Every record here should be printed again exactly.
------ RECORDS
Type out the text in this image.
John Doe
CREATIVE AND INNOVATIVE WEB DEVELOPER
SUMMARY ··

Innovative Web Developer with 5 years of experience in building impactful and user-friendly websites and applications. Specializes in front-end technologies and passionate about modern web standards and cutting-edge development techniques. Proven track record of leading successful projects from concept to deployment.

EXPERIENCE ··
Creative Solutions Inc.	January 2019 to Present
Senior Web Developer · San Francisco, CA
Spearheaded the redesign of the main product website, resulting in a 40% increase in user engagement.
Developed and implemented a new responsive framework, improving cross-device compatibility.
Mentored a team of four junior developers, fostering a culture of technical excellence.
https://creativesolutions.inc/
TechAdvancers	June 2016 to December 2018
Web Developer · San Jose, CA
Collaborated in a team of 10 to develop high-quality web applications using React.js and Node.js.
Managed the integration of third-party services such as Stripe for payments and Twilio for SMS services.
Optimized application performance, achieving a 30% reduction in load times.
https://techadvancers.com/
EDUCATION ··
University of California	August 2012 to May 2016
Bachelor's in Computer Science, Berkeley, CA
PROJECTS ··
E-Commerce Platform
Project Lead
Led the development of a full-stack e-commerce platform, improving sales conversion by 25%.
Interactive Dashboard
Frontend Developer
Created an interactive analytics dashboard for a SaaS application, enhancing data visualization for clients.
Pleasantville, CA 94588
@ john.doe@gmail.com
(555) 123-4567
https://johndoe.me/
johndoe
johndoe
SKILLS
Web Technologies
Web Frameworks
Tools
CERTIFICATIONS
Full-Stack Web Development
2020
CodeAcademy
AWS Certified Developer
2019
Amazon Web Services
------------
> FULL RESPONSE:
Type out the text in this image.
John Doe
CREATIVE AND INNOVATIVE WEB DEVELOPER
SUMMARY ··

Innovative Web Developer with 5 years of experience in building impactful and user-friendly websites and applications. Specializes in front-end technologies and passionate about modern web standards and cutting-edge development techniques. Proven track record of leading successful projects from concept to deployment.

EXPERIENCE ··
Creative Solutions Inc.	January 2019 to Present
Senior Web Developer · San Francisco, CA
Spearheaded the redesign of the main product website, resulting in a 40% increase in user engagement.
Developed and implemented a new responsive framework, improving cross-device compatibility.
Mentored a team of four junior developers, fostering a culture of technical excellence.
https://creativesolutions.inc/
TechAdvancers	June 2016 to December 2018
Web Developer · San Jose, CA
Collaborated in a team of 10 to develop high-quality web applications using React.js and Node.js.
Managed the integration of third-party services such as Stripe for payments and Twilio for SMS services.
Optimized application performance, achieving a 30% reduction in load times.
https://techadvancers.com/
EDUCATION ··
University of California	August 2012 to May 2016
Bachelor's in Computer Science, Berkeley, CA
PROJECTS ··
E-Commerce Platform
Project Lead
Led the development of a full-stack e-commerce platform, improving sales conversion by 25%.
Interactive Dashboard
Frontend Developer
Created an interactive analytics dashboard for a SaaS application, enhancing data visualization for clients.
Pleasantville, CA 94588
@ john.doe@gmail.com
(555) 123-4567
https://johndoe.me/
johndoe
johndoe
SKILLS
Web Technologies
Web Frameworks
Tools
CERTIFICATIONS
Full-Stack Web Development
2020
CodeAcademy
AWS Certified Developer
2019
Amazon Web Services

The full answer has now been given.